What you have to do >> No pictures go into the copy. Write out exactly the lines below from the one containing "Enumerate this screenshot's" through the one containing "Extract the structured".

Input rows >>
+--

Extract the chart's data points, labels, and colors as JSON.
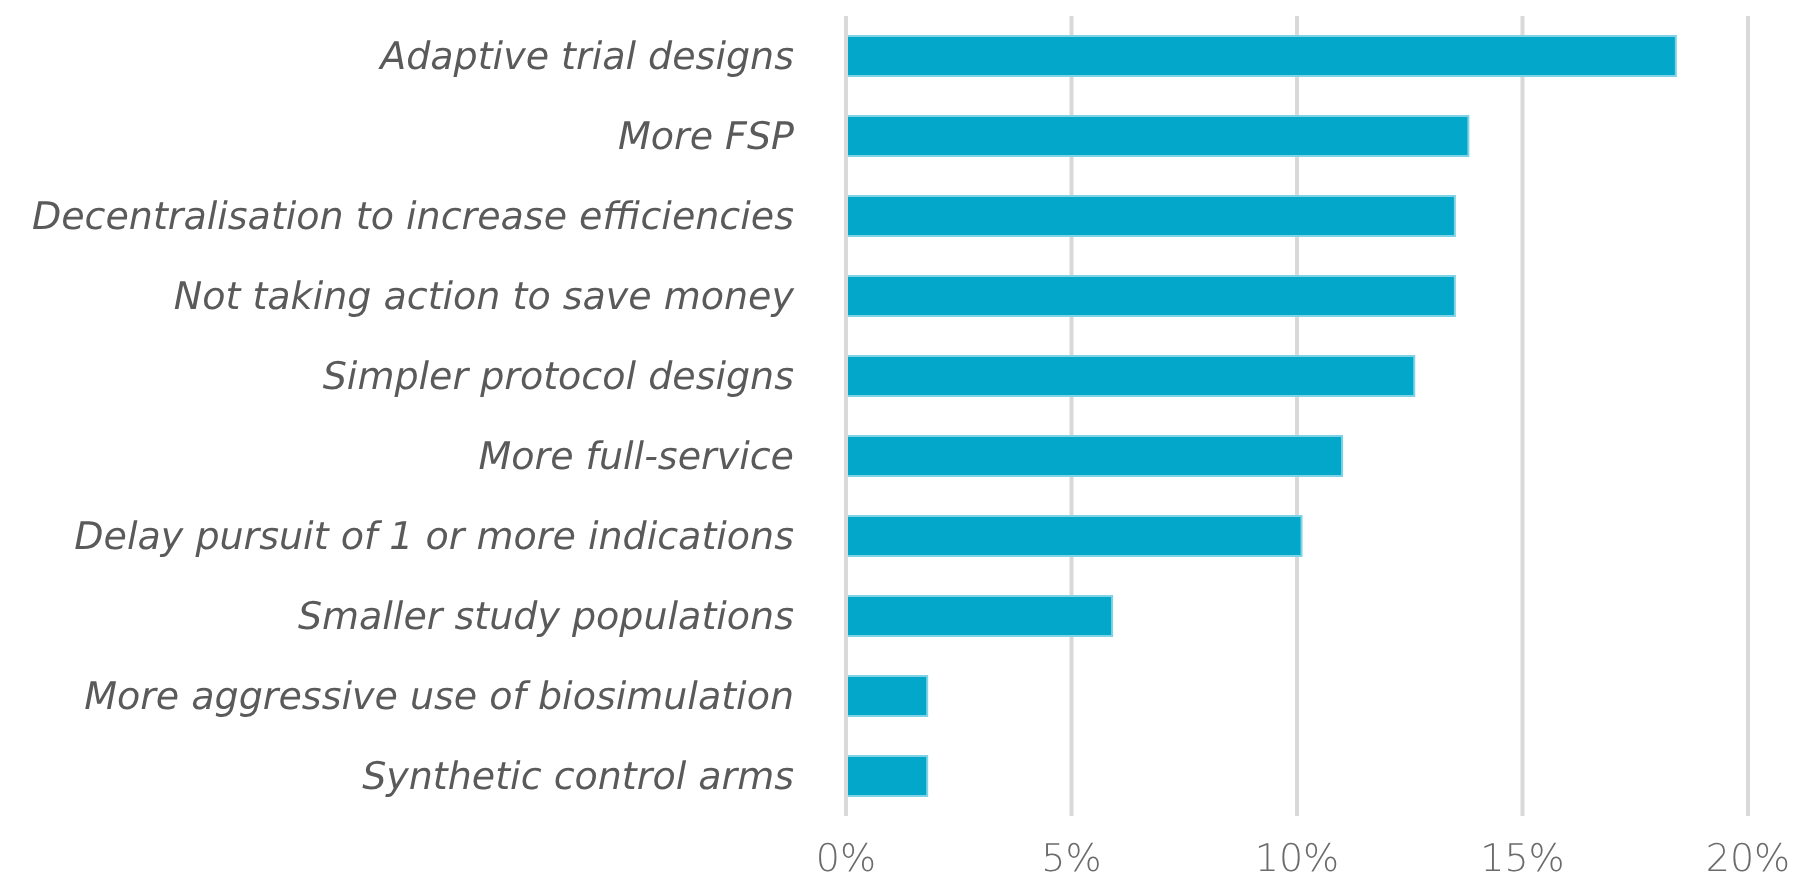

+--

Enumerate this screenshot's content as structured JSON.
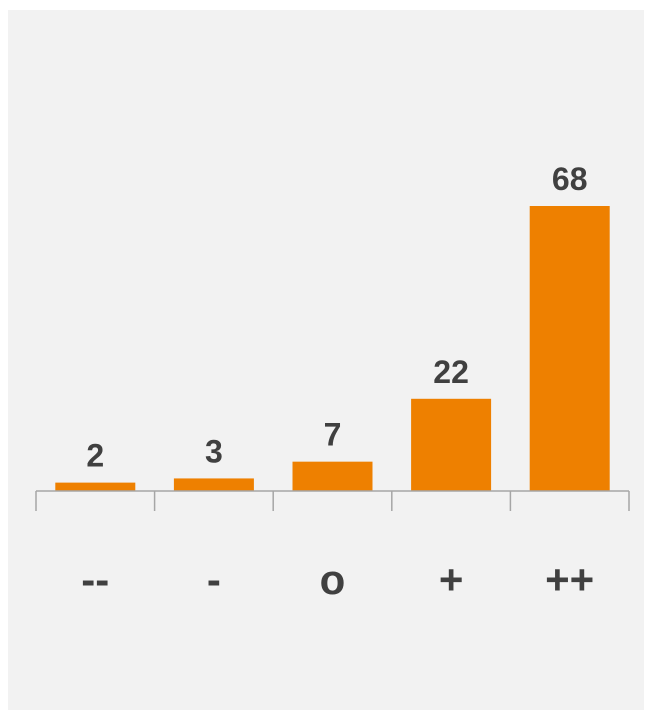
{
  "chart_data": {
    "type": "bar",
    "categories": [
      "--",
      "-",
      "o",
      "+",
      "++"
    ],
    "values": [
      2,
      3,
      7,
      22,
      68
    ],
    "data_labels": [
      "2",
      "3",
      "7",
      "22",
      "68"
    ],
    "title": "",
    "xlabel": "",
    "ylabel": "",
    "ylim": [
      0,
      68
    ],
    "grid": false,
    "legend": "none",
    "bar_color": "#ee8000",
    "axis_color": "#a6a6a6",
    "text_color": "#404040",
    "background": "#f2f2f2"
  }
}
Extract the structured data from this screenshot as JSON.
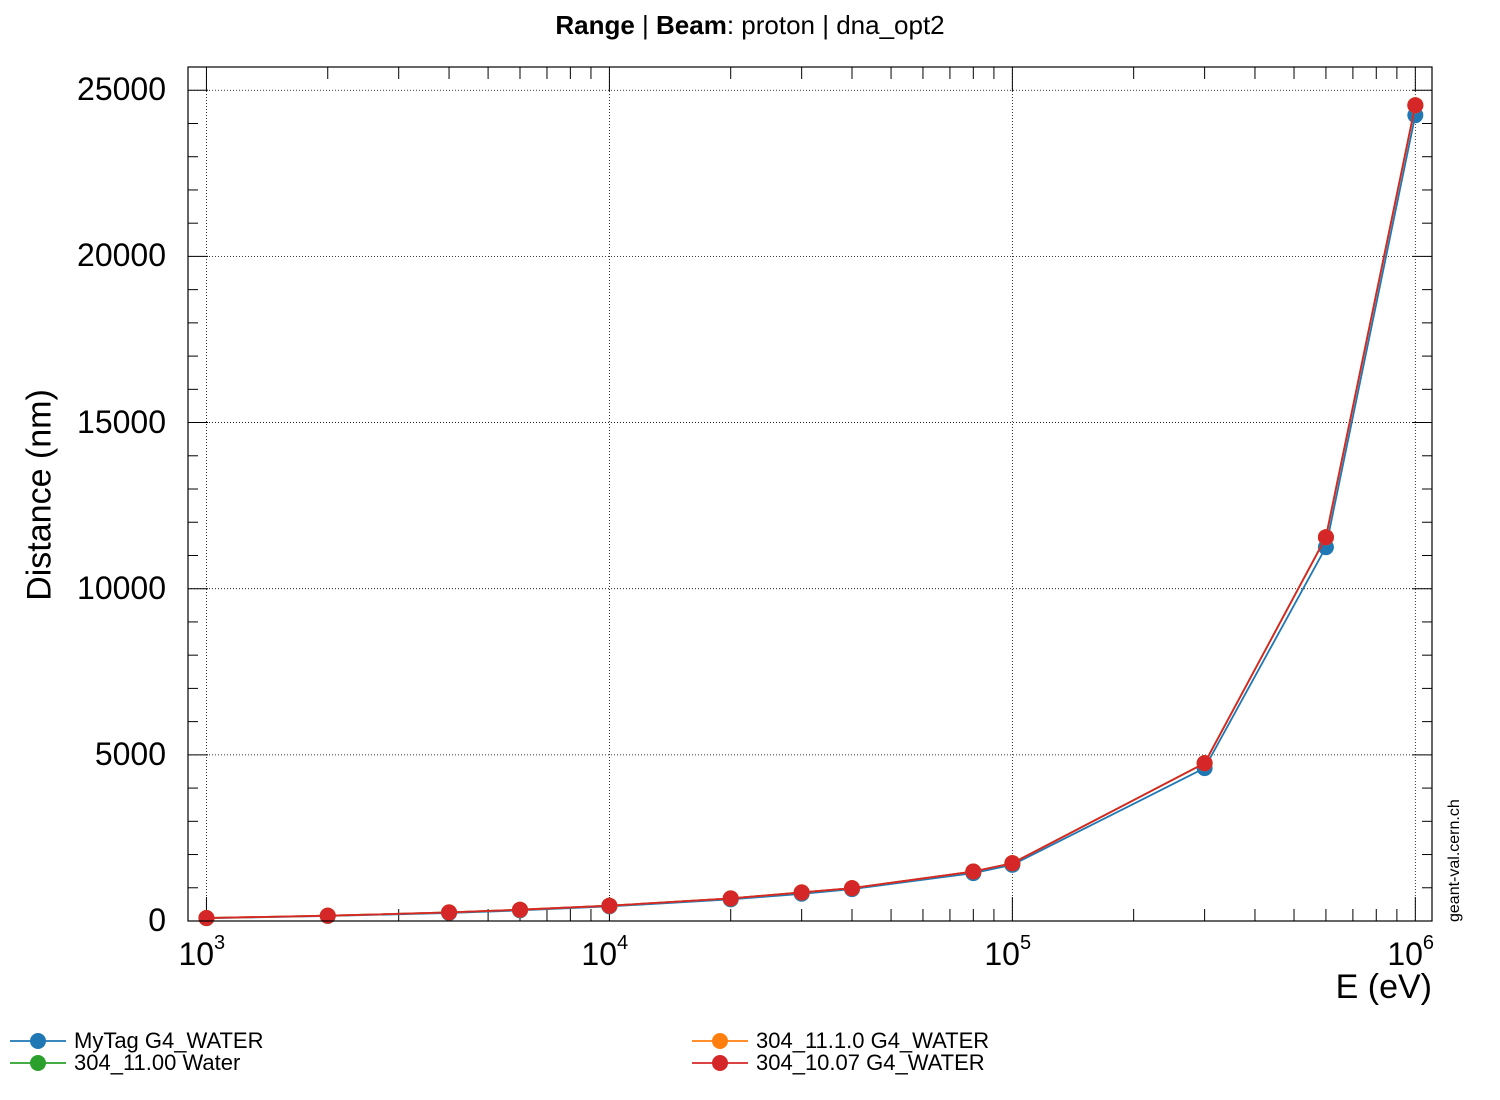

+--

Solution for this problem >>
Enumerate this screenshot's content as structured JSON.
{
  "chart_data": {
    "type": "bar",
    "categories": [
      "--",
      "-",
      "o",
      "+",
      "++"
    ],
    "values": [
      2,
      3,
      7,
      22,
      68
    ],
    "data_labels": [
      "2",
      "3",
      "7",
      "22",
      "68"
    ],
    "title": "",
    "xlabel": "",
    "ylabel": "",
    "ylim": [
      0,
      68
    ],
    "grid": false,
    "legend": "none",
    "bar_color": "#ee8000",
    "axis_color": "#a6a6a6",
    "text_color": "#404040",
    "background": "#f2f2f2"
  }
}
Extract the structured data from this screenshot as JSON.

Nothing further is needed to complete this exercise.